What is needed
Output every entry below word for word, without its pictures.

Data shown

****************

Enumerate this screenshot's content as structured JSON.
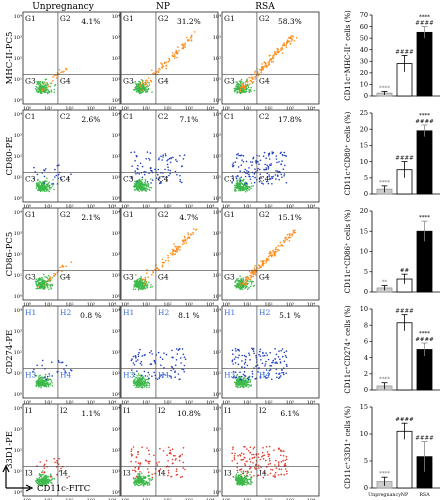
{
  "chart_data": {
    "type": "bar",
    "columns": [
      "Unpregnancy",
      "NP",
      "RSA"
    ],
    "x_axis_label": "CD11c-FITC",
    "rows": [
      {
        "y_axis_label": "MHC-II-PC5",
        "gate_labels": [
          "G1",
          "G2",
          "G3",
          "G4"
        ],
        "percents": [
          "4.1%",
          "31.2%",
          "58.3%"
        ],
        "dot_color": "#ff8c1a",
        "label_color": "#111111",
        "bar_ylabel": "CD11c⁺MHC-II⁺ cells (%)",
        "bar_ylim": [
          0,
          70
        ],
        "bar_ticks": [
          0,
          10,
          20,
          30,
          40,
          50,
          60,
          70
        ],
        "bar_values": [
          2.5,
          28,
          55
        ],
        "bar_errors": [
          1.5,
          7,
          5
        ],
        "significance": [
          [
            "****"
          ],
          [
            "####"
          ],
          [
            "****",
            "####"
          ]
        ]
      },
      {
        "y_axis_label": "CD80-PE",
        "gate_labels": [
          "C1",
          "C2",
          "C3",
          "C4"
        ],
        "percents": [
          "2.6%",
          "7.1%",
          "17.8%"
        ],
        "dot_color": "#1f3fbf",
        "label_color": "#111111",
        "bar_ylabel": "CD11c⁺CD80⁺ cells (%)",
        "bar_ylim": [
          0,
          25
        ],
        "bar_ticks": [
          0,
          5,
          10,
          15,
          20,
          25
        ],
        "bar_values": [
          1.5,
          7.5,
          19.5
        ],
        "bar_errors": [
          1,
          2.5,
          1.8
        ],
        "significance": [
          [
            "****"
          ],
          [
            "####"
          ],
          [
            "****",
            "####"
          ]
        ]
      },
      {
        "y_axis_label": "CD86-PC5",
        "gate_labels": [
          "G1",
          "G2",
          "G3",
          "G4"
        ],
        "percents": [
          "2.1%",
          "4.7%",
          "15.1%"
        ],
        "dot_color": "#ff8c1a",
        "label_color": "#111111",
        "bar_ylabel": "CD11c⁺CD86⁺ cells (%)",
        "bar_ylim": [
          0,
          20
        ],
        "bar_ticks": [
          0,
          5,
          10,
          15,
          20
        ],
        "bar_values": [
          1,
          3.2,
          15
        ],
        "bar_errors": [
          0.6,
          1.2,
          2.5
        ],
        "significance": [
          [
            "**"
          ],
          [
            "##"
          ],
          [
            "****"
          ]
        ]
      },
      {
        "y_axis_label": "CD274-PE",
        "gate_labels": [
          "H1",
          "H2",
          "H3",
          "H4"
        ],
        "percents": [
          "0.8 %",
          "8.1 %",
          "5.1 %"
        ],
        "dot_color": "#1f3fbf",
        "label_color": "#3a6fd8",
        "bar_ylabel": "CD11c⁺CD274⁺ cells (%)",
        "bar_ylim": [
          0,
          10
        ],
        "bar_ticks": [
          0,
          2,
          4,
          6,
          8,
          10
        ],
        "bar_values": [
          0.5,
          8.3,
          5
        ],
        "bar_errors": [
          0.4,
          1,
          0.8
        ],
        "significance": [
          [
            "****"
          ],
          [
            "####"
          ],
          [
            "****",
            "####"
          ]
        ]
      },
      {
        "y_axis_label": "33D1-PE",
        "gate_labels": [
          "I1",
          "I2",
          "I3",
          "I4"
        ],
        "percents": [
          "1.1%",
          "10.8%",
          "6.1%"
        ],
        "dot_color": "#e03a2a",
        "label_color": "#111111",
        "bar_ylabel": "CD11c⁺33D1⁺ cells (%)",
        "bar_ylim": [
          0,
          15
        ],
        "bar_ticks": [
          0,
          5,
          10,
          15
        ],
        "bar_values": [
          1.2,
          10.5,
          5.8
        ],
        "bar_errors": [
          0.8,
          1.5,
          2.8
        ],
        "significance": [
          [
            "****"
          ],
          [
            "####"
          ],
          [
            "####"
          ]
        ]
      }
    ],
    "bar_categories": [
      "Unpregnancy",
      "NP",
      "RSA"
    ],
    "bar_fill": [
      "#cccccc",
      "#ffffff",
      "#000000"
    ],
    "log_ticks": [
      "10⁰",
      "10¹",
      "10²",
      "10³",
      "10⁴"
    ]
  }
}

****************

Solved problem
Enumerate this screenshot's content as structured JSON.
{
  "chart_data": {
    "type": "bar",
    "columns": [
      "Unpregnancy",
      "NP",
      "RSA"
    ],
    "x_axis_label": "CD11c-FITC",
    "rows": [
      {
        "y_axis_label": "MHC-II-PC5",
        "gate_labels": [
          "G1",
          "G2",
          "G3",
          "G4"
        ],
        "percents": [
          "4.1%",
          "31.2%",
          "58.3%"
        ],
        "dot_color": "#ff8c1a",
        "label_color": "#111111",
        "bar_ylabel": "CD11c⁺MHC-II⁺ cells (%)",
        "bar_ylim": [
          0,
          70
        ],
        "bar_ticks": [
          0,
          10,
          20,
          30,
          40,
          50,
          60,
          70
        ],
        "bar_values": [
          2.5,
          28,
          55
        ],
        "bar_errors": [
          1.5,
          7,
          5
        ],
        "significance": [
          [
            "****"
          ],
          [
            "####"
          ],
          [
            "****",
            "####"
          ]
        ]
      },
      {
        "y_axis_label": "CD80-PE",
        "gate_labels": [
          "C1",
          "C2",
          "C3",
          "C4"
        ],
        "percents": [
          "2.6%",
          "7.1%",
          "17.8%"
        ],
        "dot_color": "#1f3fbf",
        "label_color": "#111111",
        "bar_ylabel": "CD11c⁺CD80⁺ cells (%)",
        "bar_ylim": [
          0,
          25
        ],
        "bar_ticks": [
          0,
          5,
          10,
          15,
          20,
          25
        ],
        "bar_values": [
          1.5,
          7.5,
          19.5
        ],
        "bar_errors": [
          1,
          2.5,
          1.8
        ],
        "significance": [
          [
            "****"
          ],
          [
            "####"
          ],
          [
            "****",
            "####"
          ]
        ]
      },
      {
        "y_axis_label": "CD86-PC5",
        "gate_labels": [
          "G1",
          "G2",
          "G3",
          "G4"
        ],
        "percents": [
          "2.1%",
          "4.7%",
          "15.1%"
        ],
        "dot_color": "#ff8c1a",
        "label_color": "#111111",
        "bar_ylabel": "CD11c⁺CD86⁺ cells (%)",
        "bar_ylim": [
          0,
          20
        ],
        "bar_ticks": [
          0,
          5,
          10,
          15,
          20
        ],
        "bar_values": [
          1,
          3.2,
          15
        ],
        "bar_errors": [
          0.6,
          1.2,
          2.5
        ],
        "significance": [
          [
            "**"
          ],
          [
            "##"
          ],
          [
            "****"
          ]
        ]
      },
      {
        "y_axis_label": "CD274-PE",
        "gate_labels": [
          "H1",
          "H2",
          "H3",
          "H4"
        ],
        "percents": [
          "0.8 %",
          "8.1 %",
          "5.1 %"
        ],
        "dot_color": "#1f3fbf",
        "label_color": "#3a6fd8",
        "bar_ylabel": "CD11c⁺CD274⁺ cells (%)",
        "bar_ylim": [
          0,
          10
        ],
        "bar_ticks": [
          0,
          2,
          4,
          6,
          8,
          10
        ],
        "bar_values": [
          0.5,
          8.3,
          5
        ],
        "bar_errors": [
          0.4,
          1,
          0.8
        ],
        "significance": [
          [
            "****"
          ],
          [
            "####"
          ],
          [
            "****",
            "####"
          ]
        ]
      },
      {
        "y_axis_label": "33D1-PE",
        "gate_labels": [
          "I1",
          "I2",
          "I3",
          "I4"
        ],
        "percents": [
          "1.1%",
          "10.8%",
          "6.1%"
        ],
        "dot_color": "#e03a2a",
        "label_color": "#111111",
        "bar_ylabel": "CD11c⁺33D1⁺ cells (%)",
        "bar_ylim": [
          0,
          15
        ],
        "bar_ticks": [
          0,
          5,
          10,
          15
        ],
        "bar_values": [
          1.2,
          10.5,
          5.8
        ],
        "bar_errors": [
          0.8,
          1.5,
          2.8
        ],
        "significance": [
          [
            "****"
          ],
          [
            "####"
          ],
          [
            "####"
          ]
        ]
      }
    ],
    "bar_categories": [
      "Unpregnancy",
      "NP",
      "RSA"
    ],
    "bar_fill": [
      "#cccccc",
      "#ffffff",
      "#000000"
    ],
    "log_ticks": [
      "10⁰",
      "10¹",
      "10²",
      "10³",
      "10⁴"
    ]
  }
}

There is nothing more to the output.